• [TASK TO CARRY OUT]: Reproduce the lines verbatim, starting at the line containing "search-field[interactable]: Search by" and ending at the line containing "chevron-icon xyxy=(449,316,459,332)", both included.

++++ RECORDS SHOWN ++++

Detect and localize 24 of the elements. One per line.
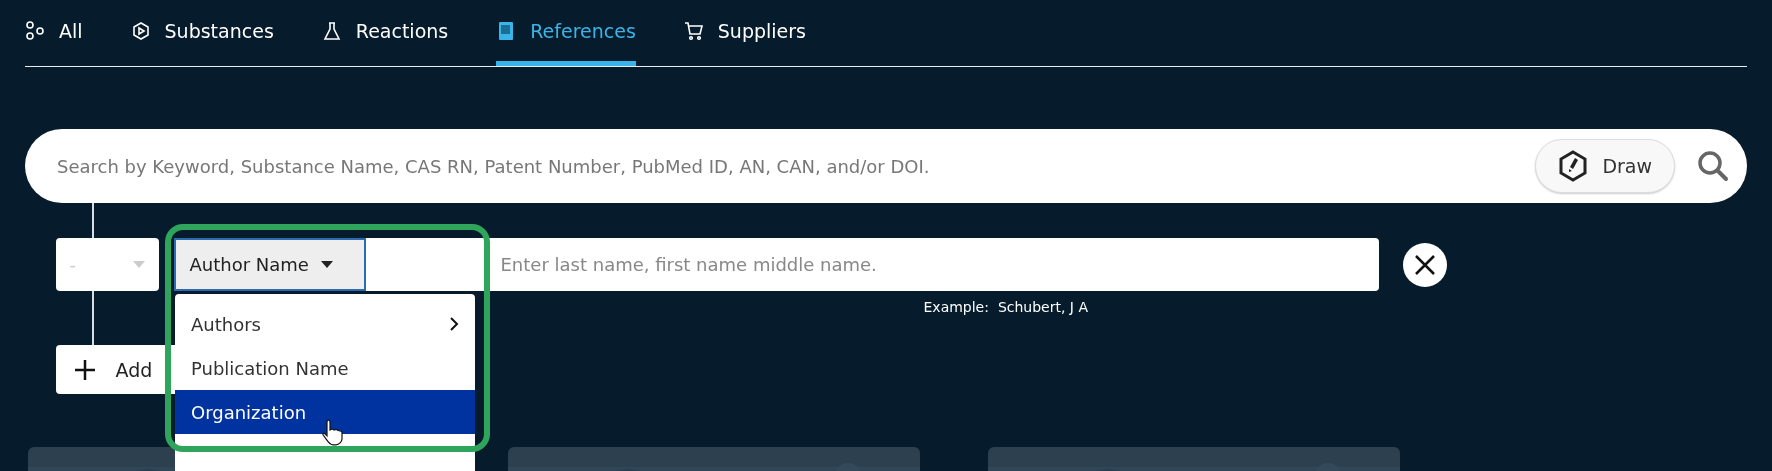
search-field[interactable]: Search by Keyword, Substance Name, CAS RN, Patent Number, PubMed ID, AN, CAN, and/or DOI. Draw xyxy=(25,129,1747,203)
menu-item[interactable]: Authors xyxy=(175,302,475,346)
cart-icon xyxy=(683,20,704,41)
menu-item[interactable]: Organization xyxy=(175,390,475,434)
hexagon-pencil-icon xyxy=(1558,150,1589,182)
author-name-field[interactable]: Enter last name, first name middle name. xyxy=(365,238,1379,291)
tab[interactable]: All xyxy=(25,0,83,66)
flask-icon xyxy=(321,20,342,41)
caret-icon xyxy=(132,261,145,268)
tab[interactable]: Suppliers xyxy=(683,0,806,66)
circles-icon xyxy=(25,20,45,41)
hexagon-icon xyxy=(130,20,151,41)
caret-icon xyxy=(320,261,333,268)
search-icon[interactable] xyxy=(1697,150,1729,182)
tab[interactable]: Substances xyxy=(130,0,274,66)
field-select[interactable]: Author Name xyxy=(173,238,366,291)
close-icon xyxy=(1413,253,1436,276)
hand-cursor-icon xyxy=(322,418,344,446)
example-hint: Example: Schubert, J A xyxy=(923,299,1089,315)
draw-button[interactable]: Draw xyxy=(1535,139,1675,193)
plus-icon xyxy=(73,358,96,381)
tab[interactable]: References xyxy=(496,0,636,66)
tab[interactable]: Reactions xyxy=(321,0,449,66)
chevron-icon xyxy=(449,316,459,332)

++++
++++ RECORDS SHOWN ++++

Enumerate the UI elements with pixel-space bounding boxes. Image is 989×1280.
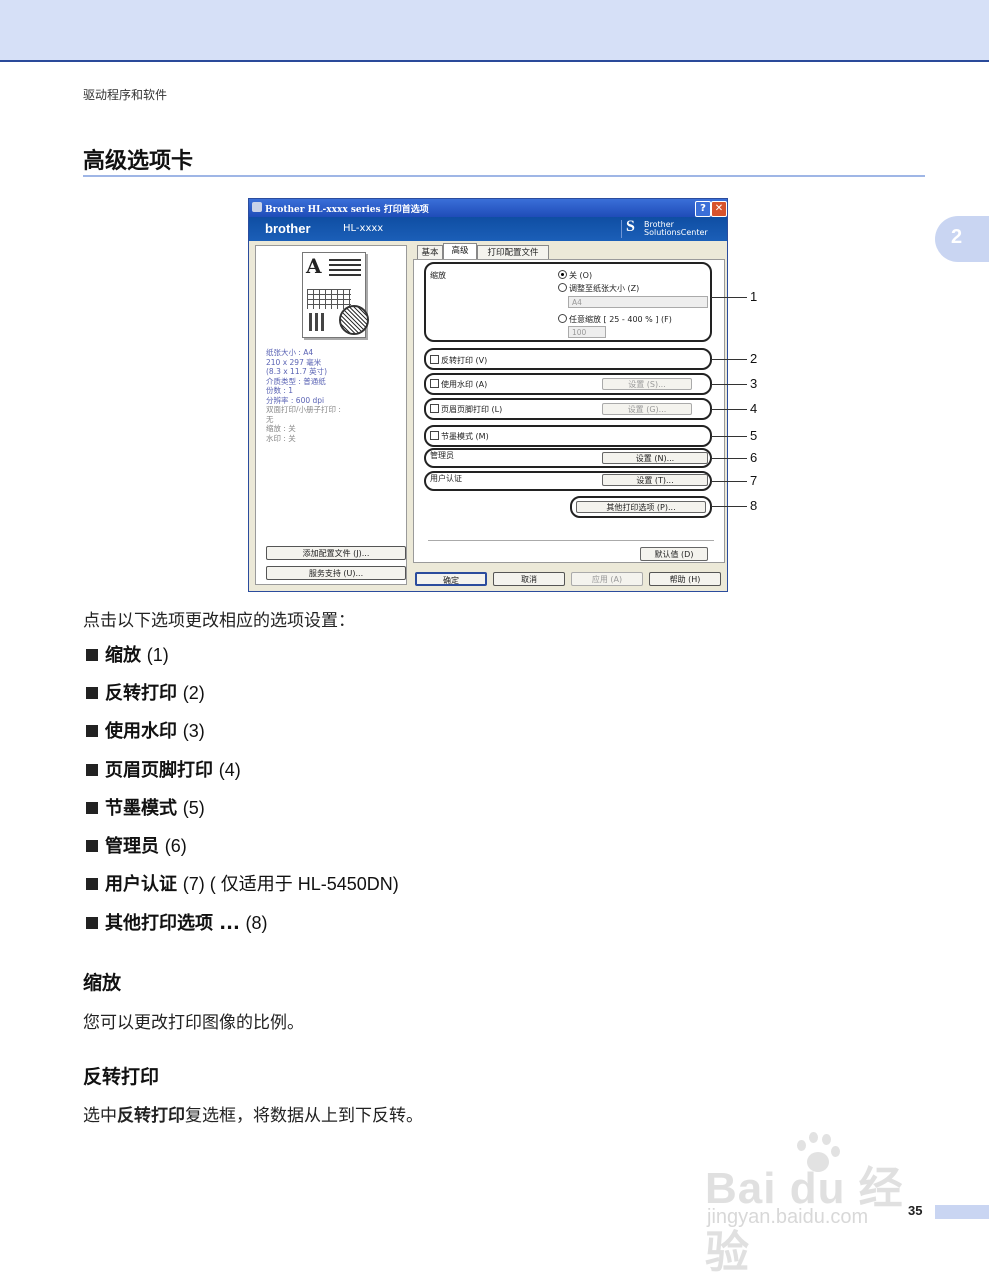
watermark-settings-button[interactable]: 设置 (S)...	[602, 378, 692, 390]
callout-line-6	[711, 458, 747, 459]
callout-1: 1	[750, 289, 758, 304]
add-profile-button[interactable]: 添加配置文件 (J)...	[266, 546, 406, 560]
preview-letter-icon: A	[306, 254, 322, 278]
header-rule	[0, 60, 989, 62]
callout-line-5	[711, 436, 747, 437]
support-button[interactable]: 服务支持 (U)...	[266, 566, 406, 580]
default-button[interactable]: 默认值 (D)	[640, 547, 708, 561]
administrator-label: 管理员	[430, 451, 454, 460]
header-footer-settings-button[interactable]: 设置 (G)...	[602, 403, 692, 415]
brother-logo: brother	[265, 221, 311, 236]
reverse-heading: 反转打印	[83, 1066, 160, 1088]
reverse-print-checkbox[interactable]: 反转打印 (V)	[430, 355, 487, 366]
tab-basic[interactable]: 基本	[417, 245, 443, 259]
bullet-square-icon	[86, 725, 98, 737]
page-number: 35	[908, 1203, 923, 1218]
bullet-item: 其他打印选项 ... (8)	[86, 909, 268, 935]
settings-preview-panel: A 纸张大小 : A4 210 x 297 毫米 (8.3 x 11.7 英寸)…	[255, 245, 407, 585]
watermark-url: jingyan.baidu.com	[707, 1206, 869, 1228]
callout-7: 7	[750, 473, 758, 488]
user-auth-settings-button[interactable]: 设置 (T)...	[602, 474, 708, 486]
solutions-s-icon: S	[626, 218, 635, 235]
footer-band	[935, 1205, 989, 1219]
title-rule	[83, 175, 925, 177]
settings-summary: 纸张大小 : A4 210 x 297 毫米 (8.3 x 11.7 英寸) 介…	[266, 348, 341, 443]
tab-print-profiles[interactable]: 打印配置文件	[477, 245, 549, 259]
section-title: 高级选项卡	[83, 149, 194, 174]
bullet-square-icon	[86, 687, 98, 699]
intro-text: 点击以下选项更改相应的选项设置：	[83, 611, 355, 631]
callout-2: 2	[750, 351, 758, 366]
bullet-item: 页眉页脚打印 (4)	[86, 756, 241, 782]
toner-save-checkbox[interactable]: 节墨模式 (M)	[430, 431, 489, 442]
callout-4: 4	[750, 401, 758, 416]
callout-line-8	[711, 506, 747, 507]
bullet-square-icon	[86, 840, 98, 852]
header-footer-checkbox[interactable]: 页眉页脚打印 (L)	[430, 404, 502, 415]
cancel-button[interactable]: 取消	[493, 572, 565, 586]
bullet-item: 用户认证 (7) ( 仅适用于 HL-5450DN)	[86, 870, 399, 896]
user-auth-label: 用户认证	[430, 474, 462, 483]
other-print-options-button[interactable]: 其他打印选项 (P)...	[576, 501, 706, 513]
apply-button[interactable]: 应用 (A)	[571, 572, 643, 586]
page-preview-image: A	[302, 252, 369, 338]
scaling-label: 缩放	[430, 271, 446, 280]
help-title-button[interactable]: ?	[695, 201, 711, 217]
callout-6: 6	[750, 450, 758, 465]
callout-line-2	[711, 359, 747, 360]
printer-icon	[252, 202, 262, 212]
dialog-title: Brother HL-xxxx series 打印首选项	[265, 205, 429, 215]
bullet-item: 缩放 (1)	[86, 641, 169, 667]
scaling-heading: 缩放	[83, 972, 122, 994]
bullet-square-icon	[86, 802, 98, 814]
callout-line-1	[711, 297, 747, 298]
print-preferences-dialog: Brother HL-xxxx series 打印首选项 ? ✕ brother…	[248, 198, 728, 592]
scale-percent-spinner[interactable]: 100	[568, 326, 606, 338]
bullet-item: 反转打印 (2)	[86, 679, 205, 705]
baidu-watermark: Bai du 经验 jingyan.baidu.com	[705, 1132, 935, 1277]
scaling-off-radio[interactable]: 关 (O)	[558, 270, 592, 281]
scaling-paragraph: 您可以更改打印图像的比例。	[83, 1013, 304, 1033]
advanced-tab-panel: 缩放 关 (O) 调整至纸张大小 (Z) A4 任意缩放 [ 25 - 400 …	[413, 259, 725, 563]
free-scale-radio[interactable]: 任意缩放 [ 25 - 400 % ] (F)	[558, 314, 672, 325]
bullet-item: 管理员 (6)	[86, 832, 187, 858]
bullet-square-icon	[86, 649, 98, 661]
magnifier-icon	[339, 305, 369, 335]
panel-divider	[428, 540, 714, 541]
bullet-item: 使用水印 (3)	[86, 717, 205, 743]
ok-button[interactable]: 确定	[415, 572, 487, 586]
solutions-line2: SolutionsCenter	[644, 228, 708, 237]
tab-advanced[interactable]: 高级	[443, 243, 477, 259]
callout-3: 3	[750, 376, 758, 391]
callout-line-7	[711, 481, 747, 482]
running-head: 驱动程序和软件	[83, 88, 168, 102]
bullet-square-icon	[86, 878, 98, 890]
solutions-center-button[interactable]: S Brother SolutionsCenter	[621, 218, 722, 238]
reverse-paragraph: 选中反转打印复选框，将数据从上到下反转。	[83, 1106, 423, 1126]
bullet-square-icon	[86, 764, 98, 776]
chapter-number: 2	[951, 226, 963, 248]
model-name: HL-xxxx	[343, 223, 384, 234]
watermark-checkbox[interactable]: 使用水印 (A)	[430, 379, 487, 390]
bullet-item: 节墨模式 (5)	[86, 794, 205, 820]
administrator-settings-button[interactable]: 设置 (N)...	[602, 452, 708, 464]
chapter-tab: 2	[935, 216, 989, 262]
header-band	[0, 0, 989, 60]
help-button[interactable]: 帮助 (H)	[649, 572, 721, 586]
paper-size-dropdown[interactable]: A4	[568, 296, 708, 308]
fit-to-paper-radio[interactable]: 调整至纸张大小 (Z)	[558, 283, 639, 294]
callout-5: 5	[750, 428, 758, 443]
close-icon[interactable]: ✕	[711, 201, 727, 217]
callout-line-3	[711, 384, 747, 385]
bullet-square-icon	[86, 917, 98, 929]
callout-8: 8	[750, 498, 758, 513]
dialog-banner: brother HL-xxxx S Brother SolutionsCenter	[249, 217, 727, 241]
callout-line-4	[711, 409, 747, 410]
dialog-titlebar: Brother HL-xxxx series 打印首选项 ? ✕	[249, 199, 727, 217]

++++

• [RESPONSE TO THIS TASK]:
search-field[interactable]: Search by Keyword, Substance Name, CAS RN, Patent Number, PubMed ID, AN, CAN, and/or DOI. Draw xyxy=(25,129,1747,203)
menu-item[interactable]: Authors xyxy=(175,302,475,346)
cart-icon xyxy=(683,20,704,41)
menu-item[interactable]: Organization xyxy=(175,390,475,434)
hexagon-pencil-icon xyxy=(1558,150,1589,182)
author-name-field[interactable]: Enter last name, first name middle name. xyxy=(365,238,1379,291)
tab[interactable]: All xyxy=(25,0,83,66)
flask-icon xyxy=(321,20,342,41)
caret-icon xyxy=(132,261,145,268)
tab[interactable]: Suppliers xyxy=(683,0,806,66)
circles-icon xyxy=(25,20,45,41)
hexagon-icon xyxy=(130,20,151,41)
caret-icon xyxy=(320,261,333,268)
search-icon[interactable] xyxy=(1697,150,1729,182)
tab[interactable]: Substances xyxy=(130,0,274,66)
field-select[interactable]: Author Name xyxy=(173,238,366,291)
close-icon xyxy=(1413,253,1436,276)
hand-cursor-icon xyxy=(322,418,344,446)
example-hint: Example: Schubert, J A xyxy=(923,299,1089,315)
draw-button[interactable]: Draw xyxy=(1535,139,1675,193)
plus-icon xyxy=(73,358,96,381)
tab[interactable]: References xyxy=(496,0,636,66)
tab[interactable]: Reactions xyxy=(321,0,449,66)
chevron-icon xyxy=(449,316,459,332)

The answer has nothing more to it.